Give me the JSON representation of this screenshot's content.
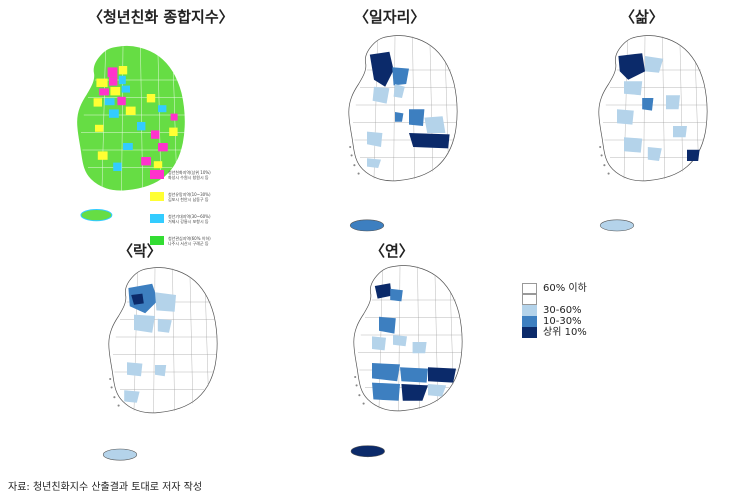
{
  "titles": {
    "composite": "〈청년친화 종합지수〉",
    "jobs": "〈일자리〉",
    "life": "〈삶〉",
    "leisure": "〈락〉",
    "relation": "〈연〉"
  },
  "composite_legend": {
    "items": [
      {
        "color": "#ff33cc",
        "lines": [
          "청년친화지역(상위 10%)",
          "화성시 수원시 창원시 등"
        ]
      },
      {
        "color": "#ffff33",
        "lines": [
          "청년유망지역(10~30%)",
          "김포시 천안시 남동구 등"
        ]
      },
      {
        "color": "#33ccff",
        "lines": [
          "청년기대지역(30~60%)",
          "거제시 강릉시 포항시 등"
        ]
      },
      {
        "color": "#33dd33",
        "lines": [
          "청년관심지역(60% 이하)",
          "나주시 서산시 구례군 등"
        ]
      }
    ]
  },
  "legend": {
    "items": [
      {
        "label": "60% 이하",
        "color": "#ffffff"
      },
      {
        "label": "30-60%",
        "color": "#b4d3ea"
      },
      {
        "label": "10-30%",
        "color": "#3d7fc0"
      },
      {
        "label": "상위 10%",
        "color": "#0b2a6a"
      }
    ]
  },
  "source": "자료: 청년친화지수 산출결과 토대로 저자 작성"
}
——
Instruction: Show the lines of the data that hold the word "color".

Answer:
        "color": "#ff33cc",
        "color": "#ffff33",
        "color": "#33ccff",
        "color": "#33dd33",
        "color": "#ffffff"
        "color": "#b4d3ea"
        "color": "#3d7fc0"
        "color": "#0b2a6a"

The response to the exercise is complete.